▶ [What this task involves]: How many lines in the records below hold the string "document"? Answer with the number alone.

Extracted records:
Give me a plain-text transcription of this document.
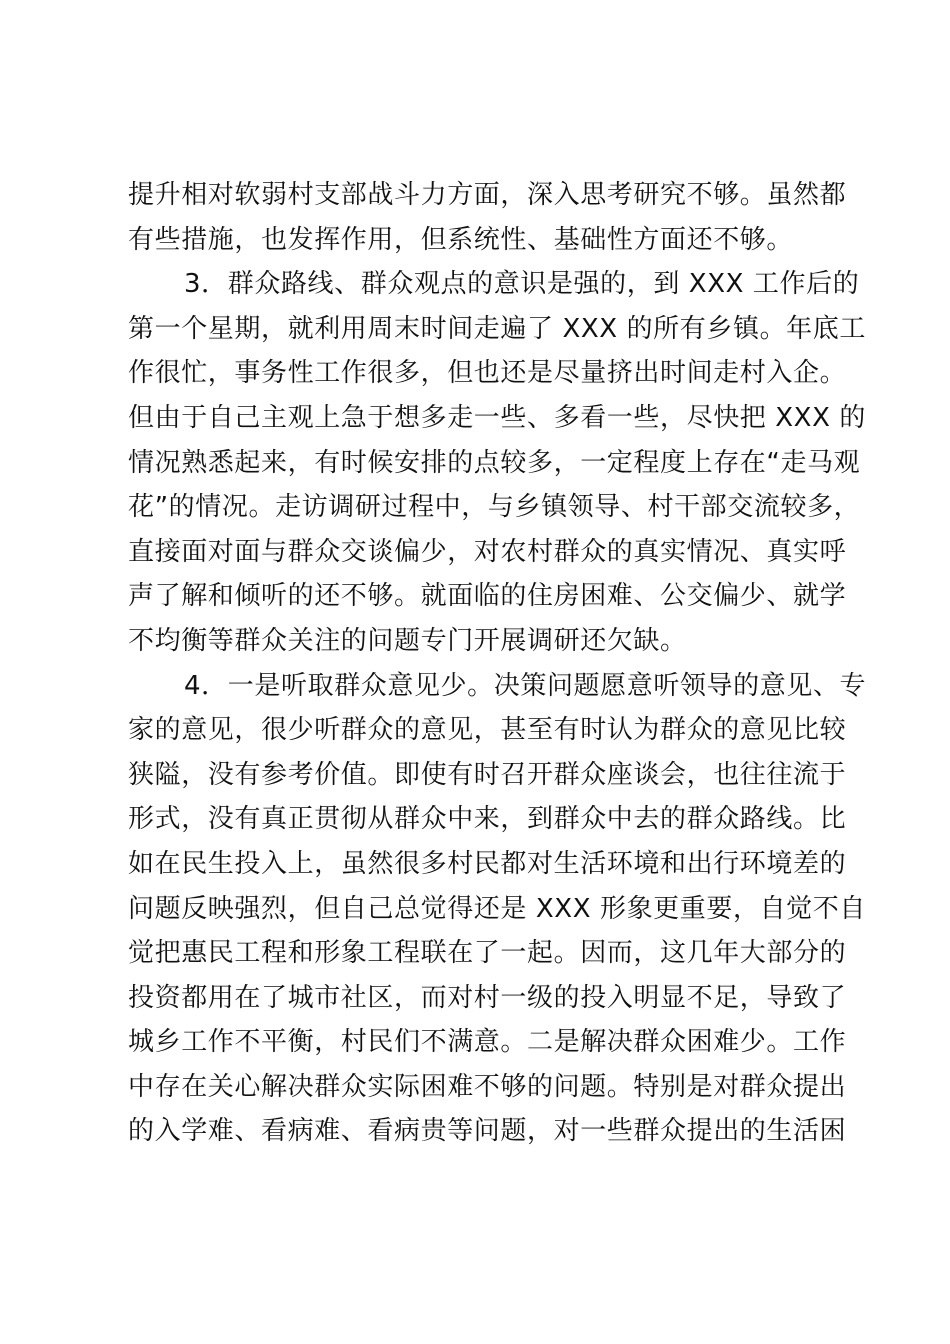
提升相对软弱村支部战斗力方面，深入思考研究不够。虽然都
有些措施，也发挥作用，但系统性、基础性方面还不够。
3．群众路线、群众观点的意识是强的，到 XXX 工作后的
第一个星期，就利用周末时间走遍了 XXX 的所有乡镇。年底工
作很忙，事务性工作很多，但也还是尽量挤出时间走村入企。
但由于自己主观上急于想多走一些、多看一些，尽快把 XXX 的
情况熟悉起来，有时候安排的点较多，一定程度上存在“走马观
花”的情况。走访调研过程中，与乡镇领导、村干部交流较多，
直接面对面与群众交谈偏少，对农村群众的真实情况、真实呼
声了解和倾听的还不够。就面临的住房困难、公交偏少、就学
不均衡等群众关注的问题专门开展调研还欠缺。
4．一是听取群众意见少。决策问题愿意听领导的意见、专
家的意见，很少听群众的意见，甚至有时认为群众的意见比较
狭隘，没有参考价值。即使有时召开群众座谈会，也往往流于
形式，没有真正贯彻从群众中来，到群众中去的群众路线。比
如在民生投入上，虽然很多村民都对生活环境和出行环境差的
问题反映强烈，但自己总觉得还是 XXX 形象更重要，自觉不自
觉把惠民工程和形象工程联在了一起。因而，这几年大部分的
投资都用在了城市社区，而对村一级的投入明显不足，导致了
城乡工作不平衡，村民们不满意。二是解决群众困难少。工作
中存在关心解决群众实际困难不够的问题。特别是对群众提出
的入学难、看病难、看病贵等问题，对一些群众提出的生活困
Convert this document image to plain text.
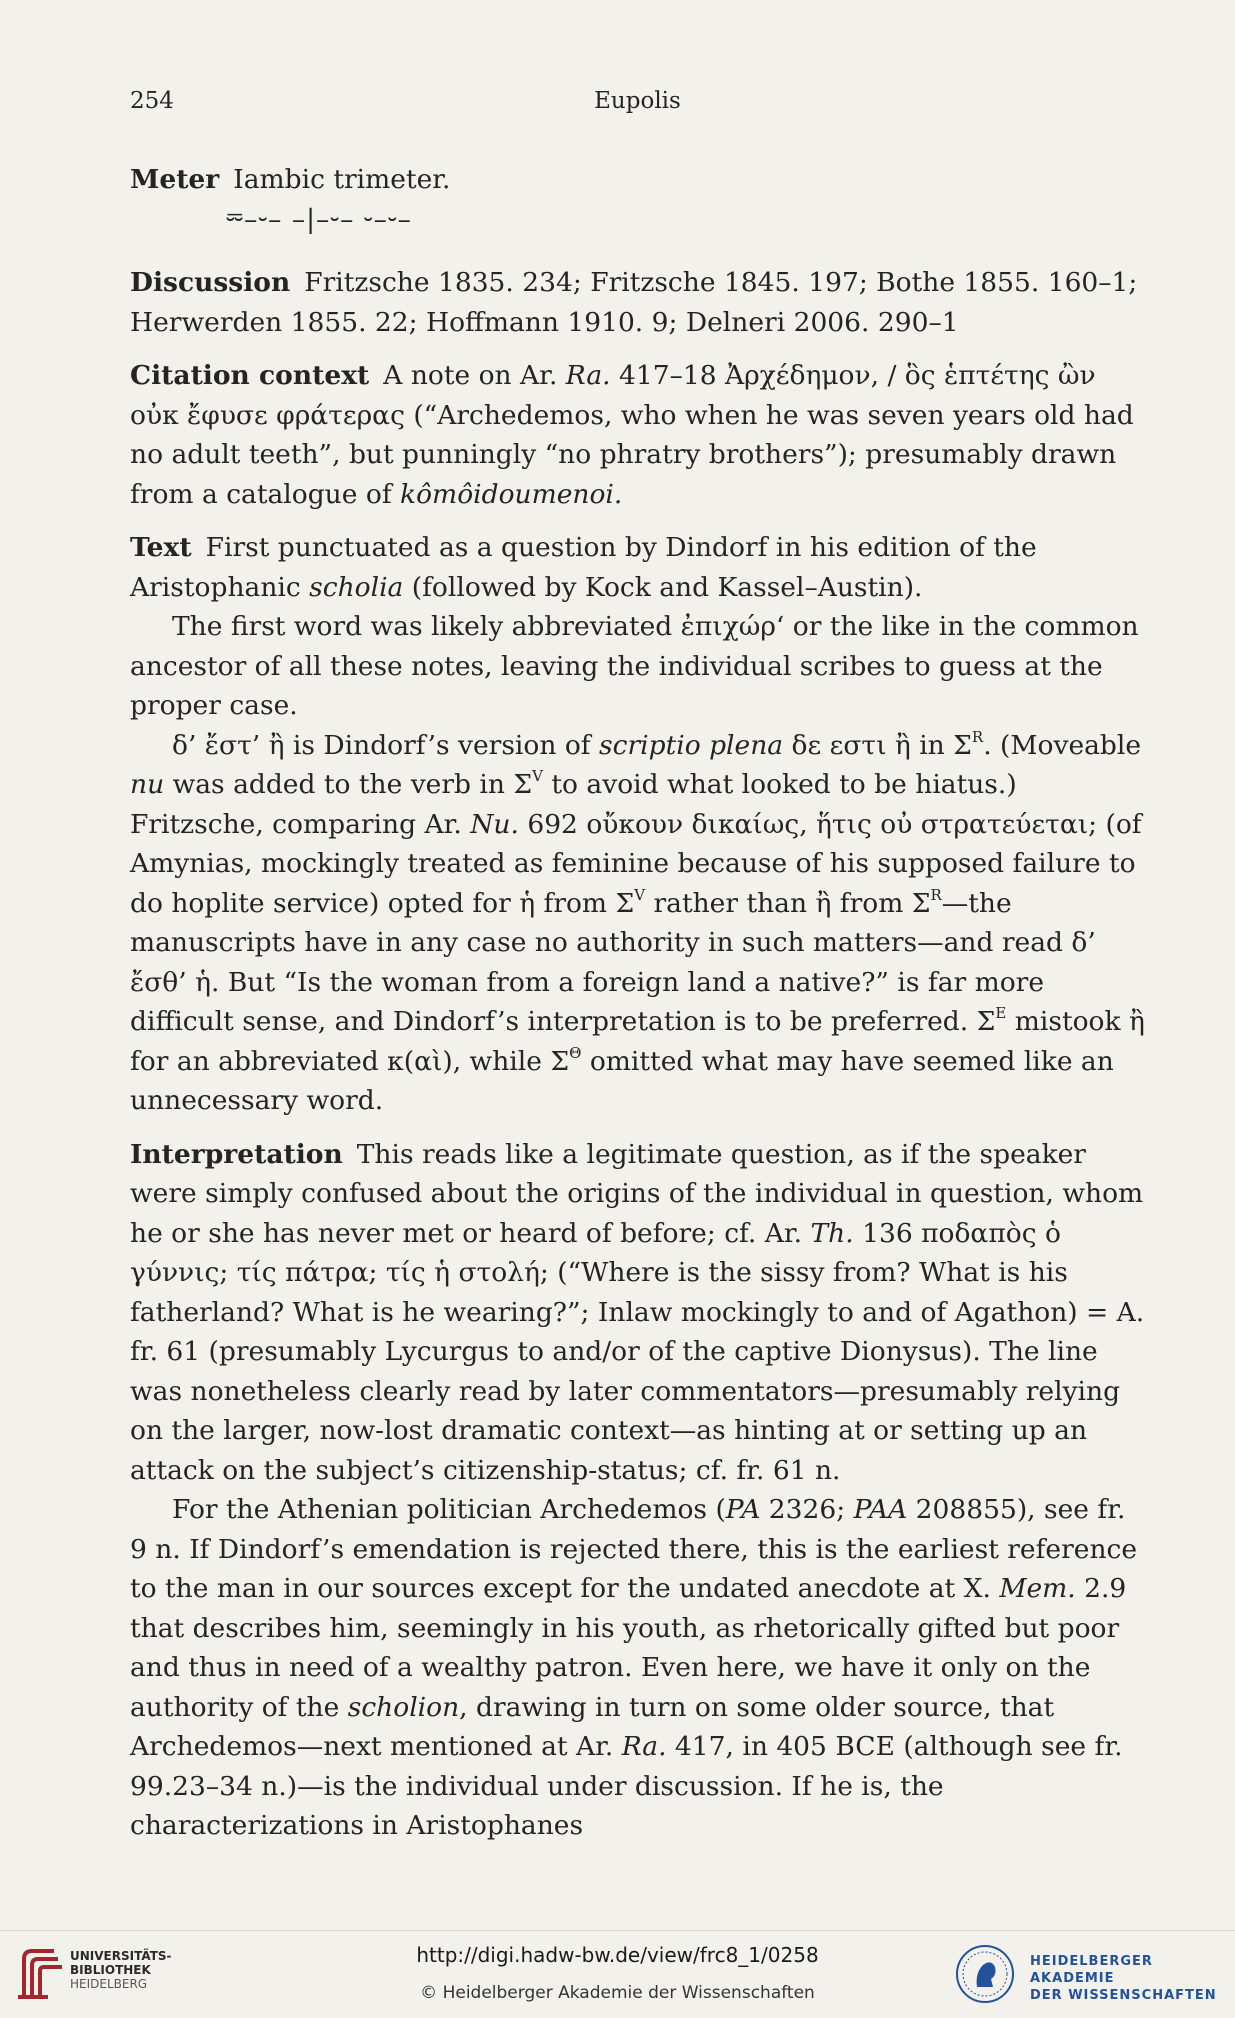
254	Eupolis

Meter Iambic trimeter.

⏔–⏑– –|–⏑– ⏑–⏑–

Discussion Fritzsche 1835. 234; Fritzsche 1845. 197; Bothe 1855. 160–1; Herwerden 1855. 22; Hoffmann 1910. 9; Delneri 2006. 290–1

Citation context A note on Ar. Ra. 417–18 Ἀρχέδημον, / ὃς ἑπτέτης ὢν οὐκ ἔφυσε φράτερας (“Archedemos, who when he was seven years old had no adult teeth”, but punningly “no phratry brothers”); presumably drawn from a catalogue of kômôidoumenoi.

Text First punctuated as a question by Dindorf in his edition of the Aristophanic scholia (followed by Kock and Kassel–Austin).

The first word was likely abbreviated ἐπιχώρ‘ or the like in the common ancestor of all these notes, leaving the individual scribes to guess at the proper case.

δ’ ἔστ’ ἢ is Dindorf’s version of scriptio plena δε εστι ἢ in $\Sigma^R$. (Moveable nu was added to the verb in $\Sigma^V$ to avoid what looked to be hiatus.) Fritzsche, comparing Ar. Nu. 692 οὔκουν δικαίως, ἥτις οὐ στρατεύεται; (of Amynias, mockingly treated as feminine because of his supposed failure to do hoplite service) opted for ἡ from $\Sigma^V$ rather than ἢ from $\Sigma^R—the$ manuscripts have in any case no authority in such matters—and read δ’ ἔσθ’ ἡ. But “Is the woman from a foreign land a native?” is far more difficult sense, and Dindorf’s interpretation is to be preferred. $\Sigma^E$ mistook ἢ for an abbreviated κ(αὶ), while $\Sigma^\Theta$ omitted what may have seemed like an unnecessary word.

Interpretation This reads like a legitimate question, as if the speaker were simply confused about the origins of the individual in question, whom he or she has never met or heard of before; cf. Ar. Th. 136 ποδαπὸς ὁ γύννις; τίς πάτρα; τίς ἡ στολή; (“Where is the sissy from? What is his fatherland? What is he wearing?”; Inlaw mockingly to and of Agathon) = A. fr. 61 (presumably Lycurgus to and/or of the captive Dionysus). The line was nonetheless clearly read by later commentators—presumably relying on the larger, now-lost dramatic context—as hinting at or setting up an attack on the subject’s citizenship-status; cf. fr. 61 n.

For the Athenian politician Archedemos (PA 2326; PAA 208855), see fr. 9 n. If Dindorf’s emendation is rejected there, this is the earliest reference to the man in our sources except for the undated anecdote at X. Mem. 2.9 that describes him, seemingly in his youth, as rhetorically gifted but poor and thus in need of a wealthy patron. Even here, we have it only on the authority of the scholion, drawing in turn on some older source, that Archedemos—next mentioned at Ar. Ra. 417, in 405 BCE (although see fr. 99.23–34 n.)—is the individual under discussion. If he is, the characterizations in Aristophanes

UNIVERSITÄTS-
BIBLIOTHEK
HEIDELBERG
http://digi.hadw-bw.de/view/frc8_1/0258
© Heidelberger Akademie der Wissenschaften
HEIDELBERGER AKADEMIE
DER WISSENSCHAFTEN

▶ [Finished exercise]: 2